__Aim of the task__
Return all entries precisely as they stand, without the images.

== Material for this exercise

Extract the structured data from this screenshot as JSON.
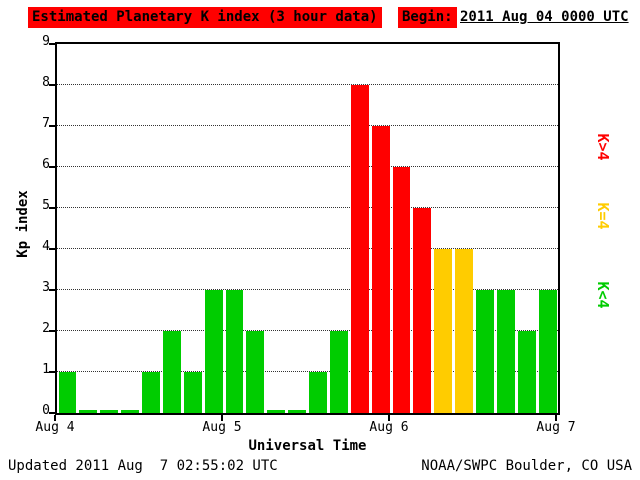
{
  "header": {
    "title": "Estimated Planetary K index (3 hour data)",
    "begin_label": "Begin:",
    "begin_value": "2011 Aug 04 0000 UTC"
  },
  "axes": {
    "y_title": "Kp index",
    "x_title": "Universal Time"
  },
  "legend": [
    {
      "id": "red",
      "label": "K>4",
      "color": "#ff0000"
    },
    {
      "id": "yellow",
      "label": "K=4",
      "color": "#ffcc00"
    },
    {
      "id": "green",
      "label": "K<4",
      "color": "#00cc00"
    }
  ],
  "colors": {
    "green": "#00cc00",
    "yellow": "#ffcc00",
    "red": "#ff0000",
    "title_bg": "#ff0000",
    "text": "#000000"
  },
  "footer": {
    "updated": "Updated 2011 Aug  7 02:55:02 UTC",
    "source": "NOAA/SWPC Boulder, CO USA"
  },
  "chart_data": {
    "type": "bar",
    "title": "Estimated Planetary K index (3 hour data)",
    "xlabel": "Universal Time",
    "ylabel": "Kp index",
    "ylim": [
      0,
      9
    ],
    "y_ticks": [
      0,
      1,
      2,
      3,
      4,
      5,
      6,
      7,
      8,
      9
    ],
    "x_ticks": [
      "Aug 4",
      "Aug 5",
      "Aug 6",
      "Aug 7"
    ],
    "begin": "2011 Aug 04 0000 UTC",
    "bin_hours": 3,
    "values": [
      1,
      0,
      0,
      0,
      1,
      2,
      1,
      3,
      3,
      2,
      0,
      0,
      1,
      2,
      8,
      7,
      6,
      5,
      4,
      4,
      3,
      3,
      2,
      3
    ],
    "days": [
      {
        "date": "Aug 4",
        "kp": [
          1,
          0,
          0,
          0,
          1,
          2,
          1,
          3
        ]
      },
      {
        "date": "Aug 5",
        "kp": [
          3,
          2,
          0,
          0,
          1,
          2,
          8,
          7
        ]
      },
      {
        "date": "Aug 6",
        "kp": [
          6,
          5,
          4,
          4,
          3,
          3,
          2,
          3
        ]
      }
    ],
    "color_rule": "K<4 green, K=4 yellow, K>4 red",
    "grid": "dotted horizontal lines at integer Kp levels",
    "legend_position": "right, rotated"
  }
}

====

__Task answer__
Extract the structured data from this screenshot as JSON.
{
  "header": {
    "title": "Estimated Planetary K index (3 hour data)",
    "begin_label": "Begin:",
    "begin_value": "2011 Aug 04 0000 UTC"
  },
  "axes": {
    "y_title": "Kp index",
    "x_title": "Universal Time"
  },
  "legend": [
    {
      "id": "red",
      "label": "K>4",
      "color": "#ff0000"
    },
    {
      "id": "yellow",
      "label": "K=4",
      "color": "#ffcc00"
    },
    {
      "id": "green",
      "label": "K<4",
      "color": "#00cc00"
    }
  ],
  "colors": {
    "green": "#00cc00",
    "yellow": "#ffcc00",
    "red": "#ff0000",
    "title_bg": "#ff0000",
    "text": "#000000"
  },
  "footer": {
    "updated": "Updated 2011 Aug  7 02:55:02 UTC",
    "source": "NOAA/SWPC Boulder, CO USA"
  },
  "chart_data": {
    "type": "bar",
    "title": "Estimated Planetary K index (3 hour data)",
    "xlabel": "Universal Time",
    "ylabel": "Kp index",
    "ylim": [
      0,
      9
    ],
    "y_ticks": [
      0,
      1,
      2,
      3,
      4,
      5,
      6,
      7,
      8,
      9
    ],
    "x_ticks": [
      "Aug 4",
      "Aug 5",
      "Aug 6",
      "Aug 7"
    ],
    "begin": "2011 Aug 04 0000 UTC",
    "bin_hours": 3,
    "values": [
      1,
      0,
      0,
      0,
      1,
      2,
      1,
      3,
      3,
      2,
      0,
      0,
      1,
      2,
      8,
      7,
      6,
      5,
      4,
      4,
      3,
      3,
      2,
      3
    ],
    "days": [
      {
        "date": "Aug 4",
        "kp": [
          1,
          0,
          0,
          0,
          1,
          2,
          1,
          3
        ]
      },
      {
        "date": "Aug 5",
        "kp": [
          3,
          2,
          0,
          0,
          1,
          2,
          8,
          7
        ]
      },
      {
        "date": "Aug 6",
        "kp": [
          6,
          5,
          4,
          4,
          3,
          3,
          2,
          3
        ]
      }
    ],
    "color_rule": "K<4 green, K=4 yellow, K>4 red",
    "grid": "dotted horizontal lines at integer Kp levels",
    "legend_position": "right, rotated"
  }
}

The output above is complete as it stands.